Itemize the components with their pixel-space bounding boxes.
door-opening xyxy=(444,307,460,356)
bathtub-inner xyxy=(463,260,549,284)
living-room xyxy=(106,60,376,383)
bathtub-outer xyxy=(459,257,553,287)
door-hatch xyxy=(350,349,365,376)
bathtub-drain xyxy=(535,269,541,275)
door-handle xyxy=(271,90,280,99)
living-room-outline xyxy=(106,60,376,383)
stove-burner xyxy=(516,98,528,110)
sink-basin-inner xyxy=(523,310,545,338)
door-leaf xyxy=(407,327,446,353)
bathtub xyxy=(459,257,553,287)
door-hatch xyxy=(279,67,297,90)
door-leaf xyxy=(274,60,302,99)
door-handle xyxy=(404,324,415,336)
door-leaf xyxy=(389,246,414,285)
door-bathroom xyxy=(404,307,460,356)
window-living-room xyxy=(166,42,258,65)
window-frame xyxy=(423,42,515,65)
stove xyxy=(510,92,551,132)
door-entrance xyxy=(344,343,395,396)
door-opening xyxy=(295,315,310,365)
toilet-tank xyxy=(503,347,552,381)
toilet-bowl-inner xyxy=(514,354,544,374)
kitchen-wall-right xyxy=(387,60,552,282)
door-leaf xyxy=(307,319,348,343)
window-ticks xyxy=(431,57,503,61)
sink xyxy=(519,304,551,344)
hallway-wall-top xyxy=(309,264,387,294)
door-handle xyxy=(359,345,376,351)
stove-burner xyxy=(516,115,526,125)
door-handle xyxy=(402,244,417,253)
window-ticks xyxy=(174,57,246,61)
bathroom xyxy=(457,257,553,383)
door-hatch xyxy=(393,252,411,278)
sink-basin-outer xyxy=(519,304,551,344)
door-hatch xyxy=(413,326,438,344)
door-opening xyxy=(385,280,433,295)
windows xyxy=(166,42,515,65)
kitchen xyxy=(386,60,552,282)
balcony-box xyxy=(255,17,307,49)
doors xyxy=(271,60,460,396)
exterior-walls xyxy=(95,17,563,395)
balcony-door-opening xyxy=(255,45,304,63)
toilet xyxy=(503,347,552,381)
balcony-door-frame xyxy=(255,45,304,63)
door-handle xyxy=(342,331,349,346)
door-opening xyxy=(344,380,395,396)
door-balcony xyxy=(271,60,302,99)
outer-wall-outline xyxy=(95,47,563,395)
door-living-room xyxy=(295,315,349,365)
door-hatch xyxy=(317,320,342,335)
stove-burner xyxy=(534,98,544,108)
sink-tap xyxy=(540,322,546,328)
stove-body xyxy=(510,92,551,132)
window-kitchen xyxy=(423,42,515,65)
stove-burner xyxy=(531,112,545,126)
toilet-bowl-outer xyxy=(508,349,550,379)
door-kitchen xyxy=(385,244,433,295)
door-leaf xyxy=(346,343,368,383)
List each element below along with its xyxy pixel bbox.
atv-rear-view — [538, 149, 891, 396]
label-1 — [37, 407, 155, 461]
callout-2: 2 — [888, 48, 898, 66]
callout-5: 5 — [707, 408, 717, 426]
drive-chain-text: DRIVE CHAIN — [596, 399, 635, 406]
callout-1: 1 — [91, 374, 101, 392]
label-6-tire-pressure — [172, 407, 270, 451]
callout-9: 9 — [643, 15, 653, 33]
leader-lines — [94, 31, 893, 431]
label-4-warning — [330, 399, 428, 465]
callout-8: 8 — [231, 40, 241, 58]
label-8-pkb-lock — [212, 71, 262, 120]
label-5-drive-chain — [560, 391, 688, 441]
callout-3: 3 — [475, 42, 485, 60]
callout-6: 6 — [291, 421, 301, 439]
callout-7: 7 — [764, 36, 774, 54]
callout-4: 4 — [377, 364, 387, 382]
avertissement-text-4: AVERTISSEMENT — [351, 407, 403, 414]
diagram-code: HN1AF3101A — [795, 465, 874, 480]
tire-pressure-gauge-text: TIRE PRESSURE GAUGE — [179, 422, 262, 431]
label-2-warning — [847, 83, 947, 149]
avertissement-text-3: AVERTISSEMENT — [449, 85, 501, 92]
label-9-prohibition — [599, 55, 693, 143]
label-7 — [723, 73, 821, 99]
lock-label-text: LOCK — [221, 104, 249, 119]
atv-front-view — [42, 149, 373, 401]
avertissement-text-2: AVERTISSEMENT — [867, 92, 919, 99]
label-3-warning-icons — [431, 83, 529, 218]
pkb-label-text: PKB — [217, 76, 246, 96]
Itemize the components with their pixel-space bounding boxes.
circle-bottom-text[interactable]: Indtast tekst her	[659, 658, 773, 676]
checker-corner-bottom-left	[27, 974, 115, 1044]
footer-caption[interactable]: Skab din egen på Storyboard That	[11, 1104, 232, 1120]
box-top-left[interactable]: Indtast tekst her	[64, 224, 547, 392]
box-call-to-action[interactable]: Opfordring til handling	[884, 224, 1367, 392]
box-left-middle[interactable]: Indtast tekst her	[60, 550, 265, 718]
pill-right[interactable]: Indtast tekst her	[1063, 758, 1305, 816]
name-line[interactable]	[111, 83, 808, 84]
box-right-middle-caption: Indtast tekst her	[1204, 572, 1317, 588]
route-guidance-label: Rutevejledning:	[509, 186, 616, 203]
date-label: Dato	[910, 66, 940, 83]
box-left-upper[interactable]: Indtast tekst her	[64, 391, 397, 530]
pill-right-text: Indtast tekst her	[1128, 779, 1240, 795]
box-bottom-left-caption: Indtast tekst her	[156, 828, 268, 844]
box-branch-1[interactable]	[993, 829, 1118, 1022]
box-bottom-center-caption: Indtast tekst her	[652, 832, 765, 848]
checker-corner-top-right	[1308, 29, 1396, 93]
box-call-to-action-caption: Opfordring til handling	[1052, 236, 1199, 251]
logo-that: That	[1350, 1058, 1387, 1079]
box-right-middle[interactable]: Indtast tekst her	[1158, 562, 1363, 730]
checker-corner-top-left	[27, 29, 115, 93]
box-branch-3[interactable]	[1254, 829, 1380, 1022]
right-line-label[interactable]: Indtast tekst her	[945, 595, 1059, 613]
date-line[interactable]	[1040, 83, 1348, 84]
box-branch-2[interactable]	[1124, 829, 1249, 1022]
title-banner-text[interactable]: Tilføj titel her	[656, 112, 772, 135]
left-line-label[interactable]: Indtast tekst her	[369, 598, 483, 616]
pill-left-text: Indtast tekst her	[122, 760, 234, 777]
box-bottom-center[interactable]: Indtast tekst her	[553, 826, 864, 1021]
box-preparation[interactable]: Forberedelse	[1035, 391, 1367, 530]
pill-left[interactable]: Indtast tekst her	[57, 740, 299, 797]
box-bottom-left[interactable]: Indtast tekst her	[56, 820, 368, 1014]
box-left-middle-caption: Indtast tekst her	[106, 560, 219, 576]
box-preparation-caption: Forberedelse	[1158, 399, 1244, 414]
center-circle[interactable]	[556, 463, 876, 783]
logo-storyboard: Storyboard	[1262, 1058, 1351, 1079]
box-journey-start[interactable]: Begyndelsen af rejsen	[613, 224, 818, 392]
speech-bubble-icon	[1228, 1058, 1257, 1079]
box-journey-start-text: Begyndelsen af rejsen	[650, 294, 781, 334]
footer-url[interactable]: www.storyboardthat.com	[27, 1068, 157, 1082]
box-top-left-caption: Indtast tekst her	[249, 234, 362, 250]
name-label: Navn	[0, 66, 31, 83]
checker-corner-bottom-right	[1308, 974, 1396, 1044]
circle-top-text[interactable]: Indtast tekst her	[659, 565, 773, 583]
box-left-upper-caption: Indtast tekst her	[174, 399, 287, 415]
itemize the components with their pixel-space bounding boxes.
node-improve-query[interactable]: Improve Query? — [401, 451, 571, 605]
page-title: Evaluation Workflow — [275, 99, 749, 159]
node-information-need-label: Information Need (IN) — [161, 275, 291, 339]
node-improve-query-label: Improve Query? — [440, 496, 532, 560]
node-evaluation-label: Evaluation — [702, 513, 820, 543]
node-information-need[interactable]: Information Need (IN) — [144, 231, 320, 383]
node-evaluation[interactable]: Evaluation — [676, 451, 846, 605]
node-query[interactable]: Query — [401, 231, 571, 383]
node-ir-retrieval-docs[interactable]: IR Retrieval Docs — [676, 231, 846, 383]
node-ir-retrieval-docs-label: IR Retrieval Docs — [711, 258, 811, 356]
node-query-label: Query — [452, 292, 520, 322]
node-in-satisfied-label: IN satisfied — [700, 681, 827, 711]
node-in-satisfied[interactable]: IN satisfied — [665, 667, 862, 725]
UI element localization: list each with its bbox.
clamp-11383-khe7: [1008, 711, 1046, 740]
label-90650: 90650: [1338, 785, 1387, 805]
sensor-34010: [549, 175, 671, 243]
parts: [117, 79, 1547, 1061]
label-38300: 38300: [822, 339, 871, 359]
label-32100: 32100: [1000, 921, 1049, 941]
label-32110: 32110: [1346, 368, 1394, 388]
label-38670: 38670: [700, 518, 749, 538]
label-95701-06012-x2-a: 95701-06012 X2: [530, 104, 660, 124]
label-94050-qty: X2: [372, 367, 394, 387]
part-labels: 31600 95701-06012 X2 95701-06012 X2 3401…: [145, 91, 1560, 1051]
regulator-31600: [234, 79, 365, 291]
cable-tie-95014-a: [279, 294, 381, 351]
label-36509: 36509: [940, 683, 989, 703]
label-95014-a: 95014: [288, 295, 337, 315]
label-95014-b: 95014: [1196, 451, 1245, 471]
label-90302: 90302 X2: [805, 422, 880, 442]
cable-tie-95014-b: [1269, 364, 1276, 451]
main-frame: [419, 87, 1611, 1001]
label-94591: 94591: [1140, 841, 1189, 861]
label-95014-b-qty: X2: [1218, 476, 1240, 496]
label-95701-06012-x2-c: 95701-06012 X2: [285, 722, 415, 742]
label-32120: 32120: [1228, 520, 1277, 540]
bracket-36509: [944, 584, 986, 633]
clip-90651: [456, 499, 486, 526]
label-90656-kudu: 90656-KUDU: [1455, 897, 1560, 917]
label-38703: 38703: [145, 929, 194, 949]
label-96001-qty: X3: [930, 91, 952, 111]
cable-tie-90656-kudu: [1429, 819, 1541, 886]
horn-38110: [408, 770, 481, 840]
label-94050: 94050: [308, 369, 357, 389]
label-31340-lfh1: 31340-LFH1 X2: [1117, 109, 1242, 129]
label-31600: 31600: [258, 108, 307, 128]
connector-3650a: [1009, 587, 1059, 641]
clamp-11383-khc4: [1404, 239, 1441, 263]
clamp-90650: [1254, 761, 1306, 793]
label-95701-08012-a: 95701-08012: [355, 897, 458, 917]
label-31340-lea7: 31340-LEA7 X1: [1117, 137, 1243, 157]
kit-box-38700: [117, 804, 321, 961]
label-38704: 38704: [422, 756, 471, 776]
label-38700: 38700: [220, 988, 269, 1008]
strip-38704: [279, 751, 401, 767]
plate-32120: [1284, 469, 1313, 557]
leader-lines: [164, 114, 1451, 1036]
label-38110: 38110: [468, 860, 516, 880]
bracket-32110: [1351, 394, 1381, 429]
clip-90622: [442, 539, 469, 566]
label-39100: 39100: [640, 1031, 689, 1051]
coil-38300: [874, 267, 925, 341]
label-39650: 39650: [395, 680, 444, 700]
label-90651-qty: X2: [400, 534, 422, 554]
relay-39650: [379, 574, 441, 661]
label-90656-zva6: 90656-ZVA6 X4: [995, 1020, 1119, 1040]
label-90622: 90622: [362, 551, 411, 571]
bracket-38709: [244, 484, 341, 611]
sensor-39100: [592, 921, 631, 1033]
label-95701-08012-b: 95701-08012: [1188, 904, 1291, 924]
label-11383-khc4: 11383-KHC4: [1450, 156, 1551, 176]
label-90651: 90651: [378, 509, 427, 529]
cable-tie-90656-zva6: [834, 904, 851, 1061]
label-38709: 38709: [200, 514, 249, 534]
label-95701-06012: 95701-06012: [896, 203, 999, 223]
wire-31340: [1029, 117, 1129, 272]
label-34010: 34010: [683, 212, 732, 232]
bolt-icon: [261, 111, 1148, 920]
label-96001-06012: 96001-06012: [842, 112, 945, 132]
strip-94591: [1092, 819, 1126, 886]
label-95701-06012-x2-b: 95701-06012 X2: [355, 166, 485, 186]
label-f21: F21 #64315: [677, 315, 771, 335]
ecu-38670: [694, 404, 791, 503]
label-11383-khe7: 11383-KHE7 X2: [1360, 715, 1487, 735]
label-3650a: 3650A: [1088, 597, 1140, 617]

━━━━

- _Your objective_
Reproduce the material verbatim, starting at its first line and ending with the line that contains "door-leaf xyxy=(407,327,446,353)", both of those lines included.

- _Response for this exercise_
Itemize the components with their pixel-space bounding boxes.
door-opening xyxy=(444,307,460,356)
bathtub-inner xyxy=(463,260,549,284)
living-room xyxy=(106,60,376,383)
bathtub-outer xyxy=(459,257,553,287)
door-hatch xyxy=(350,349,365,376)
bathtub-drain xyxy=(535,269,541,275)
door-handle xyxy=(271,90,280,99)
living-room-outline xyxy=(106,60,376,383)
stove-burner xyxy=(516,98,528,110)
sink-basin-inner xyxy=(523,310,545,338)
door-leaf xyxy=(407,327,446,353)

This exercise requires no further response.